# PROBLEMS TO WORK ON:
**1)** Reproduce the South Pars energy article word for word, between "South Pars Struck: The" and "the gas field.", inclusive.
**2)** Carry on the article about the South Pars strikes and energy prices after its final sentence.

# PAGE TEXT:
Natural gas (NG=F) is trading at $3.044, up 0.36%. Benchmark European natural gas prices for April deliveries surged more than 7% at one point Wednesday — a direct consequence of strikes on South Pars, the world's largest natural gas field, which Iran shares with Qatar. Murban Crude is at $117.00, up 5.51%. The OPEC Basket has hit $132.90, up 3.01%. Mars crude is at $119.30, up 2.65%. WTI Midland is at $104.10, up 4.99%. These are not marginal moves — they are across-the-board price escalations in every petroleum benchmark with meaningful Middle East exposure. The only benchmark that remains relatively contained is the Atlantic Basin-linked WTI at $97.85 — and J.P. Morgan just explained in precise detail why that containment is a temporary illusion that will shatter as inventory buffers drain.
South Pars Struck: The Single Most Consequential Energy Infrastructure Attack of the War
Wednesday's escalation moved into entirely new territory when U.S.-Israeli strikes hit the Aseluye oil refinery on the Persian Gulf coast of southern Iran, along with refineries connected to the South Pars natural gas field. South Pars is not a peripheral facility — it is the world's largest natural gas field, shared between Iran and Qatar, and it sits at the center of both countries' energy export infrastructure. Iran's semi-official Fars and Tasnim news agencies confirmed that emergency services were working to contain fires at key facilities within the oil and natural gas sector. Tasnim specifically named South Pars and Asaluyeh, the complex housing oil and petrochemical facilities adjacent to the gas field.
Qatar's response was immediate: the country shut down the world's largest liquefied natural gas plant. That single action — the shutdown of Qatar's LNG flagship — has direct consequences for European gas security, Asian LNG import markets, and the global LNG spot price that extends far beyond the immediate Brent and WTI crude benchmarks. European natural gas surging 7% in immediate response confirms that the market understands the severity of what Wednesday's strikes represent. This was the first attack on Iranian production facilities of the war. Previous strikes targeted military infrastructure — Israel hit a fuel depot in Tehran, the U.S. targeted infrastructure on Iran's Kharg Island — but Wednesday's strikes on South Pars and Asaluyeh represent a fundamental escalation in the economic warfare dimension of the conflict.
Iran's response was immediate and specific: Tehran announced it would strike U.S.-linked oil facilities in Saudi Arabia, the UAE, and Qatar, and issued evacuation warnings for oil facilities and their surrounding areas across the Gulf region. Saudi Arabia's Ras Tanura refinery — one of the largest in the world — was restarted Wednesday after sustaining drone attack damage, according to headlines from Oilprice.com. The UAE has already had its Shah Gas Field shut down after an Iranian drone strike. Fujairah suspended oil loadings after an attack earlier this week. The escalation spiral is tightening, and each new attack extends the duration of the supply disruption.

# SOURCE EXCERPT:
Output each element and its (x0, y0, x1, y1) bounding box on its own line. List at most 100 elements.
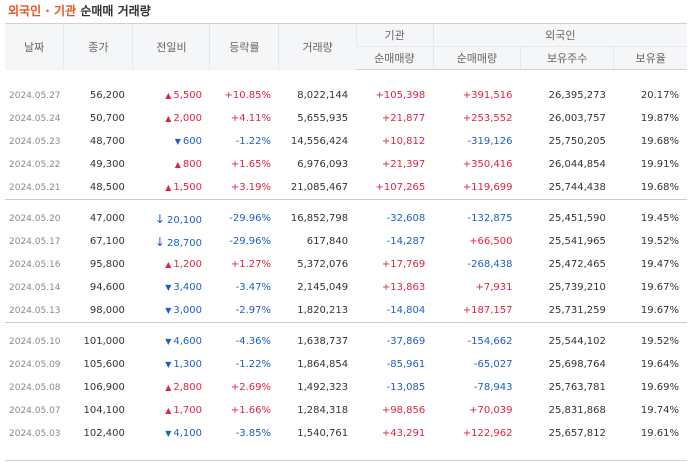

# IN RESPONSE:
**1)**
South Pars Struck: The Single Most Consequential Energy Infrastructure Attack of the War
Wednesday's escalation moved into entirely new territory when U.S.-Israeli strikes hit the Aseluye oil refinery on the Persian Gulf coast of southern Iran, along with refineries connected to the South Pars natural gas field. South Pars is not a peripheral facility — it is the world's largest natural gas field, shared between Iran and Qatar, and it sits at the center of both countries' energy export infrastructure. Iran's semi-official Fars and Tasnim news agencies confirmed that emergency services were working to contain fires at key facilities within the oil and natural gas sector. Tasnim specifically named South Pars and Asaluyeh, the complex housing oil and petrochemical facilities adjacent to the gas field.

**2)**
Crude prices are up approximately 40% since the United States and Israel attacked Iran on February 28th. Brent (BZ=F) settled at $103.42 Tuesday — its highest level since the start of the war — before Wednesday's attack on South Pars pushed it to $108.40 at time of writing and as high as $109.42 during intraday trading. The one-year comparison is equally striking: oil one year ago was at $70.57 per barrel. Wednesday's $108.78 Brent price represents a 54.1% year-over-year increase. One month ago, before the Iran war began, Brent was at $67.60 — Wednesday's price is a 60.9% gain on that one-month comparison. That 60.9% one-month move is among the sharpest oil price escalations in modern history.
J.P. Morgan's "Misalignment" Warning: The Most Important Oil Analysis of the Week
J.P. Morgan's head of global commodities strategy, Natasha Kaneva, sent an oil flash note describing what the bank identifies as a price "misalignment" that carries significant forward implications. The core argument is analytically compelling and should not be dismissed as routine investment bank commentary. Despite what J.P. Morgan describes as "arguably one of the largest exogenous supply shocks in recent history," both Brent and WTI have remained relatively contained — with Brent near $100-to-$108 and WTI around $95-to-$98 — because both are Atlantic Basin benchmarks that are disproportionately influenced by regional fundamentals that remain comparatively loose. The U.S. and Europe entered 2026 with comfortable commercial inventories, and SPR releases — anticipated first and now partially realized — have further dampened prompt tightness in both Brent and WTI-linked markets.
The geographic reality of the disruption is where the J.P. Morgan analysis becomes the most important forward-looking framework available. The physical shock is concentrated in Asia, not the Atlantic Basin. Most crude shipments through the Strait of Hormuz are bound for China, India, Japan, and South Korea — the principal buyers of Gulf crude. A typical voyage from GCC producers to Asia takes 10-to-15 days. Shipments to Europe require 25-to-30 days via the Suez Canal, or 35-to-45 days if rerouted around the Cape of Good Hope. As a direct result, the impact of disrupted Gulf flows will hit Asian markets earlier and more acutely — and Brent and WTI will remain cushioned for longer by inventory overhangs and slower supply adjustment timelines.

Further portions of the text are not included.